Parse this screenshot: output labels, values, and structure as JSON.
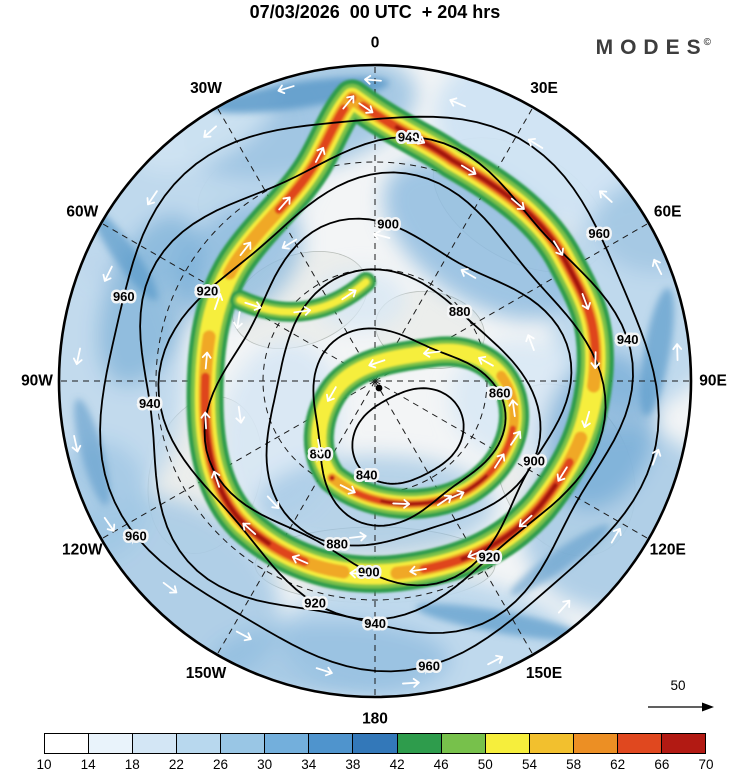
{
  "header": {
    "title": "07/03/2026  00 UTC  + 204 hrs",
    "brand": "MODES",
    "brand_mark": "©"
  },
  "chart_data": {
    "type": "heatmap",
    "subtype": "north-polar-stereographic-weather-map",
    "title": "07/03/2026 00 UTC + 204 hrs",
    "init_time": "07/03/2026 00 UTC",
    "lead_time_hrs": 204,
    "longitude_labels": [
      "0",
      "30E",
      "60E",
      "90E",
      "120E",
      "150E",
      "180",
      "150W",
      "120W",
      "90W",
      "60W",
      "30W"
    ],
    "contour_levels": [
      840,
      860,
      880,
      900,
      920,
      940,
      960
    ],
    "contour_interval": 20,
    "colorbar": {
      "tick_labels": [
        "10",
        "14",
        "18",
        "22",
        "26",
        "30",
        "34",
        "38",
        "42",
        "46",
        "50",
        "54",
        "58",
        "62",
        "66",
        "70"
      ],
      "colors": [
        "#ffffff",
        "#e9f3fb",
        "#d3e6f5",
        "#b8d8ee",
        "#99c6e5",
        "#73afdc",
        "#4f94cd",
        "#3378b9",
        "#2e9c4c",
        "#77c14b",
        "#f6ee3c",
        "#f2c02e",
        "#ec8f24",
        "#e0481f",
        "#b21a13"
      ],
      "position": "bottom"
    },
    "wind_reference_arrow": "50",
    "notes": "Shaded field with white streamline arrows (jet stream) and black labeled contours; dashed lat/lon graticule every 30 degrees"
  }
}
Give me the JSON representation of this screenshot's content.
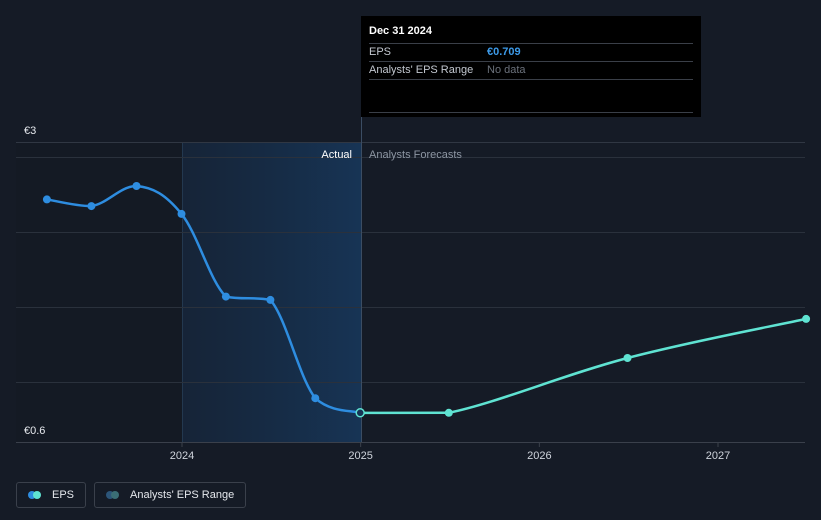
{
  "chart_data": {
    "type": "line",
    "y_top_label": "€3",
    "y_bottom_label": "€0.6",
    "ylim": [
      0.6,
      3
    ],
    "x_ticks": [
      "2024",
      "2025",
      "2026",
      "2027"
    ],
    "region_labels": {
      "actual": "Actual",
      "forecast": "Analysts Forecasts"
    },
    "series": [
      {
        "name": "EPS",
        "role": "actual",
        "color": "#2e8de0",
        "points": [
          {
            "x": "2023-03-31",
            "y": 2.62
          },
          {
            "x": "2023-06-30",
            "y": 2.56
          },
          {
            "x": "2023-09-30",
            "y": 2.74
          },
          {
            "x": "2023-12-31",
            "y": 2.49
          },
          {
            "x": "2024-03-31",
            "y": 1.75
          },
          {
            "x": "2024-06-30",
            "y": 1.72
          },
          {
            "x": "2024-09-30",
            "y": 0.84
          },
          {
            "x": "2024-12-31",
            "y": 0.709
          }
        ]
      },
      {
        "name": "EPS",
        "role": "forecast",
        "color": "#5fe3d2",
        "points": [
          {
            "x": "2024-12-31",
            "y": 0.709
          },
          {
            "x": "2025-06-30",
            "y": 0.709
          },
          {
            "x": "2026-06-30",
            "y": 1.2
          },
          {
            "x": "2027-06-30",
            "y": 1.55
          }
        ]
      }
    ]
  },
  "tooltip": {
    "date": "Dec 31 2024",
    "eps_label": "EPS",
    "eps_value": "€0.709",
    "range_label": "Analysts' EPS Range",
    "range_value": "No data"
  },
  "legend": {
    "eps_label": "EPS",
    "range_label": "Analysts' EPS Range"
  }
}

***

Exercise goal
Your task is to retype all the entries exactly and leave out any pictures.

Output of the task
Parse this screenshot: output labels, values, and structure as JSON.
{
  "header": {
    "title": "07/03/2026  00 UTC  + 204 hrs",
    "brand": "MODES",
    "brand_mark": "©"
  },
  "chart_data": {
    "type": "heatmap",
    "subtype": "north-polar-stereographic-weather-map",
    "title": "07/03/2026 00 UTC + 204 hrs",
    "init_time": "07/03/2026 00 UTC",
    "lead_time_hrs": 204,
    "longitude_labels": [
      "0",
      "30E",
      "60E",
      "90E",
      "120E",
      "150E",
      "180",
      "150W",
      "120W",
      "90W",
      "60W",
      "30W"
    ],
    "contour_levels": [
      840,
      860,
      880,
      900,
      920,
      940,
      960
    ],
    "contour_interval": 20,
    "colorbar": {
      "tick_labels": [
        "10",
        "14",
        "18",
        "22",
        "26",
        "30",
        "34",
        "38",
        "42",
        "46",
        "50",
        "54",
        "58",
        "62",
        "66",
        "70"
      ],
      "colors": [
        "#ffffff",
        "#e9f3fb",
        "#d3e6f5",
        "#b8d8ee",
        "#99c6e5",
        "#73afdc",
        "#4f94cd",
        "#3378b9",
        "#2e9c4c",
        "#77c14b",
        "#f6ee3c",
        "#f2c02e",
        "#ec8f24",
        "#e0481f",
        "#b21a13"
      ],
      "position": "bottom"
    },
    "wind_reference_arrow": "50",
    "notes": "Shaded field with white streamline arrows (jet stream) and black labeled contours; dashed lat/lon graticule every 30 degrees"
  }
}
Give me the JSON representation of this screenshot's content.
{
  "chart_data": {
    "type": "line",
    "y_top_label": "€3",
    "y_bottom_label": "€0.6",
    "ylim": [
      0.6,
      3
    ],
    "x_ticks": [
      "2024",
      "2025",
      "2026",
      "2027"
    ],
    "region_labels": {
      "actual": "Actual",
      "forecast": "Analysts Forecasts"
    },
    "series": [
      {
        "name": "EPS",
        "role": "actual",
        "color": "#2e8de0",
        "points": [
          {
            "x": "2023-03-31",
            "y": 2.62
          },
          {
            "x": "2023-06-30",
            "y": 2.56
          },
          {
            "x": "2023-09-30",
            "y": 2.74
          },
          {
            "x": "2023-12-31",
            "y": 2.49
          },
          {
            "x": "2024-03-31",
            "y": 1.75
          },
          {
            "x": "2024-06-30",
            "y": 1.72
          },
          {
            "x": "2024-09-30",
            "y": 0.84
          },
          {
            "x": "2024-12-31",
            "y": 0.709
          }
        ]
      },
      {
        "name": "EPS",
        "role": "forecast",
        "color": "#5fe3d2",
        "points": [
          {
            "x": "2024-12-31",
            "y": 0.709
          },
          {
            "x": "2025-06-30",
            "y": 0.709
          },
          {
            "x": "2026-06-30",
            "y": 1.2
          },
          {
            "x": "2027-06-30",
            "y": 1.55
          }
        ]
      }
    ]
  },
  "tooltip": {
    "date": "Dec 31 2024",
    "eps_label": "EPS",
    "eps_value": "€0.709",
    "range_label": "Analysts' EPS Range",
    "range_value": "No data"
  },
  "legend": {
    "eps_label": "EPS",
    "range_label": "Analysts' EPS Range"
  }
}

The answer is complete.